* begin Extract *

Where sermons feature not only in DVA manuscripts, there are other problems. They cannot all be discussed here, but I note in particular the case of s. 180. Boodts shows that there are two branches to the tradition ( p and v), and suggests that 3 manuscripts (r 1, r 2, r 3) may constitute a third branch. Yet, rather than balancing the 3 branches against each other, she states she will try to reconstruct only p, “with the rest of the transmission serving to filter out errors” (653). In fact, her apparatus shows that p and v have equal value. Boodts then naturally follows v when it must be right, but p and v readings needed to be given equal weight throughout, and Boodts would also have done well to consider whether the agreement of r 1, r 2, r 3 with v against p might give the right text, as I believe it does at line 340 (see below). We find a similar problem in s. 172: a number of manuscripts are independent from DVA, but Boodts writes that because their “stemmatic positioning is based on limited evidence—though their independence from the De verbis Apostoli archetype has been adequately proved—we have elected to reconstruct the point in the stemma that is clearest to us: the archetype of the De verbis Apostoli tradition” (475). And yet the independent witnesses have “enabled us to correct the De verbis Apostoli archetype” ( ibid.). The right procedure was then to reconstruct the archetype of both traditions.
I also do not think it was wise of Boodts (and Partoens) to provide an “exhaustive” (lxxix) apparatus, recording all non-orthographical variants. Where no stemma can be built, it is perhaps justifiable to record everything that could be right. But do we truly need every unique error, including those the scribes have themselves corrected (let alone the misprints of previous editions)? The result is an enormous apparatus, and I wonder who will read it. The procedure is especially puzzling in s. 170, where (we are told) the archetype is extant, but we are still given the readings of 13 other manuscripts, and in s. 176, where Partoens gives the readings of 31 DVA manuscripts, although he wishes to discard the DVA text in favour of the alternative ‘De paenitentia’ tradition. Moreover, for all their detail, the collations are not always accurate.7
Despite these problems, the text adopted by all the editors is generally very good: free from non-Latin, carefully punctuated, and boldly faithful to the loose grammar and hammering repetitions and questions of Augustine’s preaching. Given how few predecessors they have, it is no discredit to the editors that their text cannot always be accepted. I suggest corrections, as follows:8
Better reading in apparatus:9 s. 158, 175: credemus; s. 159, 123: qui; s. 160, 25 aliquo; s. 163, 284: et ex; s. 163B, 14: accept Morin’s addition (see 27-30); s. 164, 302: nunc; s. 165, 122-3: qui autem … quod] quis autem … cui; s. 166A, 202: sed; s. 169, 207: iustitia 1 : iustitia tua; s. 174, 69 om. et 1; 215: qui non; s. 176, 80-1: sed ex … superare] sed quia ex …. superavit; s. 178, 100: ergo] totum; s. 180, 329 sanctum] falsum, 340: clament; s. 182, 80: si non.

* end Extract *
* begin Given data *

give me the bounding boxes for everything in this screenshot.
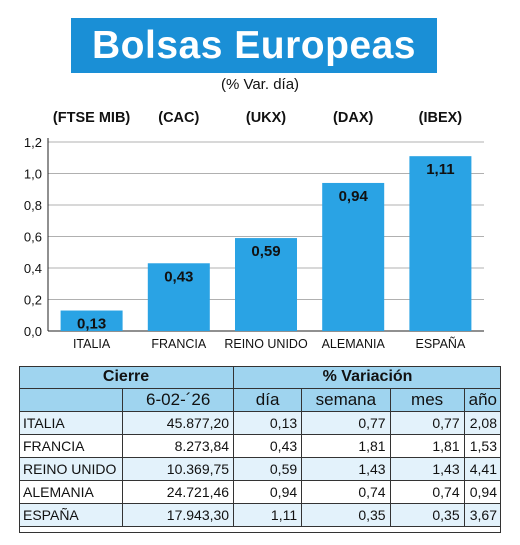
table-subheader-row: 6-02-´26 día semana mes año [19, 388, 501, 412]
x-tick-label: FRANCIA [151, 337, 207, 351]
subheader-ano: año [464, 388, 501, 412]
table-row: ALEMANIA 24.721,46 0,94 0,74 0,74 0,94 [19, 480, 501, 504]
index-label: (IBEX) [419, 110, 463, 126]
table-row: ITALIA 45.877,20 0,13 0,77 0,77 2,08 [19, 411, 501, 435]
header-variacion: % Variación [233, 366, 501, 389]
row-mes: 1,43 [390, 457, 465, 481]
row-dia: 0,43 [233, 434, 303, 458]
row-semana: 1,81 [301, 434, 391, 458]
data-label: 0,94 [339, 188, 369, 205]
bar [60, 310, 123, 331]
table-header-row: Cierre % Variación [19, 366, 501, 389]
data-label: 0,13 [77, 316, 106, 333]
row-cierre: 24.721,46 [122, 480, 235, 504]
subheader-dia: día [233, 388, 303, 412]
data-label: 1,11 [426, 161, 454, 178]
y-tick-label: 0,8 [24, 198, 42, 213]
chart-subtitle: (% Var. día) [220, 76, 300, 93]
row-dia: 0,59 [233, 457, 303, 481]
y-tick-label: 0,6 [24, 230, 42, 245]
x-tick-label: ALEMANIA [322, 337, 386, 351]
row-name: ALEMANIA [19, 480, 124, 504]
table-row: ESPAÑA 17.943,30 1,11 0,35 0,35 3,67 [19, 503, 501, 527]
row-cierre: 10.369,75 [122, 457, 235, 481]
row-dia: 1,11 [233, 503, 303, 527]
row-semana: 1,43 [301, 457, 391, 481]
subheader-date: 6-02-´26 [122, 388, 235, 412]
title-banner: Bolsas Europeas [71, 18, 437, 73]
y-tick-label: 1,2 [24, 135, 42, 150]
row-cierre: 17.943,30 [122, 503, 235, 527]
index-label: (FTSE MIB) [53, 110, 130, 126]
row-ano: 2,08 [464, 411, 501, 435]
x-tick-label: REINO UNIDO [224, 337, 308, 351]
row-mes: 0,74 [390, 480, 465, 504]
table-row: REINO UNIDO 10.369,75 0,59 1,43 1,43 4,4… [19, 457, 501, 481]
bar [322, 182, 385, 331]
subheader-mes: mes [390, 388, 465, 412]
bar [147, 263, 210, 331]
index-label: (DAX) [333, 110, 373, 126]
index-label: (CAC) [158, 110, 199, 126]
y-tick-label: 0,0 [24, 324, 42, 339]
row-ano: 3,67 [464, 503, 501, 527]
row-semana: 0,74 [301, 480, 391, 504]
y-tick-label: 0,2 [24, 293, 42, 308]
subheader-semana: semana [301, 388, 391, 412]
row-dia: 0,13 [233, 411, 303, 435]
subheader-blank [19, 388, 124, 412]
row-ano: 0,94 [464, 480, 501, 504]
row-name: ITALIA [19, 411, 124, 435]
row-semana: 0,77 [301, 411, 391, 435]
row-name: FRANCIA [19, 434, 124, 458]
row-name: ESPAÑA [19, 503, 124, 527]
row-mes: 0,77 [390, 411, 465, 435]
y-tick-label: 0,4 [24, 261, 42, 276]
x-tick-label: ITALIA [73, 337, 111, 351]
row-dia: 0,94 [233, 480, 303, 504]
header-cierre: Cierre [19, 366, 235, 389]
row-mes: 1,81 [390, 434, 465, 458]
page-title: Bolsas Europeas [92, 23, 416, 67]
bar [235, 238, 297, 331]
bar [409, 156, 472, 331]
row-semana: 0,35 [301, 503, 391, 527]
y-tick-label: 1,0 [24, 167, 42, 182]
quotes-table: Cierre % Variación 6-02-´26 día semana m… [19, 366, 501, 527]
row-ano: 4,41 [464, 457, 501, 481]
bar-chart: 0,0 0,2 0,4 0,6 0,8 1,0 1,2 0,13 ITALIA (FTSE MIB… [24, 110, 484, 351]
table-row: FRANCIA 8.273,84 0,43 1,81 1,81 1,53 [19, 434, 501, 458]
row-mes: 0,35 [390, 503, 465, 527]
row-cierre: 45.877,20 [122, 411, 235, 435]
row-name: REINO UNIDO [19, 457, 124, 481]
index-label: (UKX) [246, 110, 286, 126]
row-ano: 1,53 [464, 434, 501, 458]
row-cierre: 8.273,84 [122, 434, 235, 458]
data-label: 0,43 [164, 268, 193, 285]
data-label: 0,59 [251, 243, 280, 260]
x-tick-label: ESPAÑA [416, 337, 466, 351]
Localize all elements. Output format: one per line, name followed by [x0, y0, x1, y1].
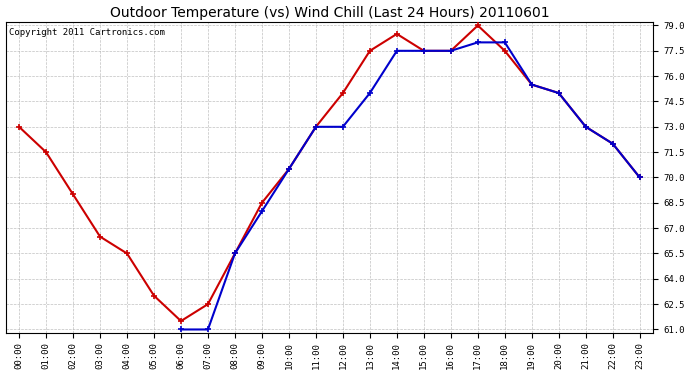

* end Given data *

_Work to do_:
1 - In the review of the Augustine sermon edition, how many DVA manuscripts does Partoens give readings for in s. 176?
2 - Go on with the review of the Augustine sermon edition, starting after its final sentence.

_Responses for each task_:
1 - 31

2 -
Repunctuate: s. 161, 204: est, sed] est sed; s. 162A, 503-4: gentibus.] gentibus?; s. 165.122 habet cui] habet, cui; s. 167A, 6 illum et] illum, et; s. 181, 163: habebat, ut] habebat ut; 178-9: hic, exhibet] hic exhibet.
Conjecture: s. 159, 180-1: timorem … poenarum] timorem doloris timoremque poenarum; s. 159B, 684: quis] is; s. 160, 152 ire] irent; s. 162C, 242: del. et; s. 176, 113: se] me; s. 180, 132 διὰ] μὰ.
Deeper corruption: s. 162, 201-2 (alienum … esse 2): I can neither construe nor make sense of this. s. 172A, 240-5 (denique … praecisum): There seems to be a lacuna before this passage, as the image of the eye is not followed through. The worm image is also hard to grasp, and perhaps needs fixing.
On balance, despite its imperfections, this volume is a very valuable contribution to Augustinian scholarship. Where the editors reprise their earlier work, one welcomes the gathering of their scattered editions in a single volume. Where they re-edit sermons last edited 100-300 years ago, they offer huge improvements on the earlier text, and much precious new evidence. This will be the edition of reference henceforth, and rightly so. But it is to be hoped that its qualities will not lead to another 3-century gap in editorial work on these sermons, but will rather serve as a spur to detailed, sermon by sermon, studies of what Augustine said and how he said it. The sermons are well worth the trouble.
Notes
1. s. 168, 169 (with G. Partoens and M. Torfs), 170, 180, 182, 183.
2. Dolbeau writes in French, whereas all the other editors use English.
3. A slip at p. lix: iam 3 should read iam 2; p. 542: S 1 cannot be right. Corrections to apparatus: s. 161, 32 inv. is ambiguous; s. 166, 78: a is the archetype; s. 175.30: which ‘ridere’?; s. 176: ‘164’ should read ‘165’; s. 178, 189: ‘etiam’ is a false lemma, 201: si 1 or si 2 ?; s. 180, 348: v reading given twice. The various layers of editing have also caused some slips. Boodts uses v throughout for DVA in her apparatus, but doesn’t tell us what it means till s. 172. d for the ‘De verbis domini’ collection at s. 171 is also unexplained. In s. 169 and 174, we are not told that s of the apparatus is σ 1 of the stemma. We are also not told that Dolbeau and Weidmann use the asterisk in their apparatus to mean “this reading could be right”.
4. But Paris Lat. 14292, “no longer consultable due to damage to the binding” (xxxv-vi), has been online Gallica BnF since 2011.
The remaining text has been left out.